» DESCRIPTION OF THE TASK: The data below should be printed in full, exactly, and without any of its images.

» DATA FOR THIS EXERCISE:
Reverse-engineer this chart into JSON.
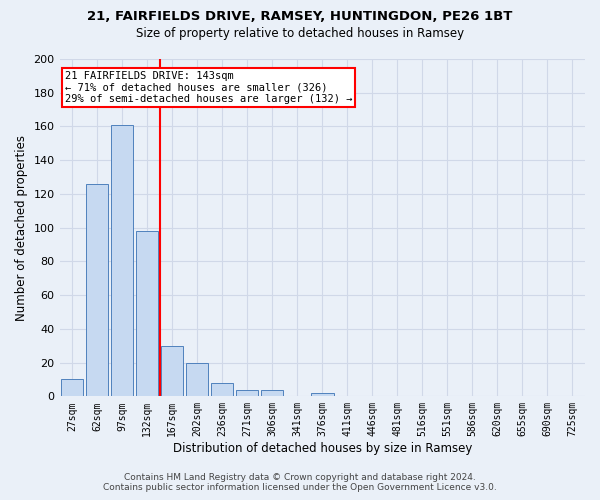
{
  "title1": "21, FAIRFIELDS DRIVE, RAMSEY, HUNTINGDON, PE26 1BT",
  "title2": "Size of property relative to detached houses in Ramsey",
  "xlabel": "Distribution of detached houses by size in Ramsey",
  "ylabel": "Number of detached properties",
  "footer1": "Contains HM Land Registry data © Crown copyright and database right 2024.",
  "footer2": "Contains public sector information licensed under the Open Government Licence v3.0.",
  "bar_labels": [
    "27sqm",
    "62sqm",
    "97sqm",
    "132sqm",
    "167sqm",
    "202sqm",
    "236sqm",
    "271sqm",
    "306sqm",
    "341sqm",
    "376sqm",
    "411sqm",
    "446sqm",
    "481sqm",
    "516sqm",
    "551sqm",
    "586sqm",
    "620sqm",
    "655sqm",
    "690sqm",
    "725sqm"
  ],
  "bar_values": [
    10,
    126,
    161,
    98,
    30,
    20,
    8,
    4,
    4,
    0,
    2,
    0,
    0,
    0,
    0,
    0,
    0,
    0,
    0,
    0,
    0
  ],
  "bar_color": "#c6d9f1",
  "bar_edge_color": "#4f81bd",
  "vline_color": "red",
  "annotation_text": "21 FAIRFIELDS DRIVE: 143sqm\n← 71% of detached houses are smaller (326)\n29% of semi-detached houses are larger (132) →",
  "annotation_box_color": "white",
  "annotation_box_edge": "red",
  "ylim": [
    0,
    200
  ],
  "yticks": [
    0,
    20,
    40,
    60,
    80,
    100,
    120,
    140,
    160,
    180,
    200
  ],
  "grid_color": "#d0d8e8",
  "bg_color": "#eaf0f8",
  "title1_fontsize": 9.5,
  "title2_fontsize": 8.5,
  "xlabel_fontsize": 8.5,
  "ylabel_fontsize": 8.5,
  "footer_fontsize": 6.5
}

» FINAL ANSWER:
Reverse-engineer this chart into JSON.
{
  "title1": "21, FAIRFIELDS DRIVE, RAMSEY, HUNTINGDON, PE26 1BT",
  "title2": "Size of property relative to detached houses in Ramsey",
  "xlabel": "Distribution of detached houses by size in Ramsey",
  "ylabel": "Number of detached properties",
  "footer1": "Contains HM Land Registry data © Crown copyright and database right 2024.",
  "footer2": "Contains public sector information licensed under the Open Government Licence v3.0.",
  "bar_labels": [
    "27sqm",
    "62sqm",
    "97sqm",
    "132sqm",
    "167sqm",
    "202sqm",
    "236sqm",
    "271sqm",
    "306sqm",
    "341sqm",
    "376sqm",
    "411sqm",
    "446sqm",
    "481sqm",
    "516sqm",
    "551sqm",
    "586sqm",
    "620sqm",
    "655sqm",
    "690sqm",
    "725sqm"
  ],
  "bar_values": [
    10,
    126,
    161,
    98,
    30,
    20,
    8,
    4,
    4,
    0,
    2,
    0,
    0,
    0,
    0,
    0,
    0,
    0,
    0,
    0,
    0
  ],
  "bar_color": "#c6d9f1",
  "bar_edge_color": "#4f81bd",
  "vline_color": "red",
  "annotation_text": "21 FAIRFIELDS DRIVE: 143sqm\n← 71% of detached houses are smaller (326)\n29% of semi-detached houses are larger (132) →",
  "annotation_box_color": "white",
  "annotation_box_edge": "red",
  "ylim": [
    0,
    200
  ],
  "yticks": [
    0,
    20,
    40,
    60,
    80,
    100,
    120,
    140,
    160,
    180,
    200
  ],
  "grid_color": "#d0d8e8",
  "bg_color": "#eaf0f8",
  "title1_fontsize": 9.5,
  "title2_fontsize": 8.5,
  "xlabel_fontsize": 8.5,
  "ylabel_fontsize": 8.5,
  "footer_fontsize": 6.5
}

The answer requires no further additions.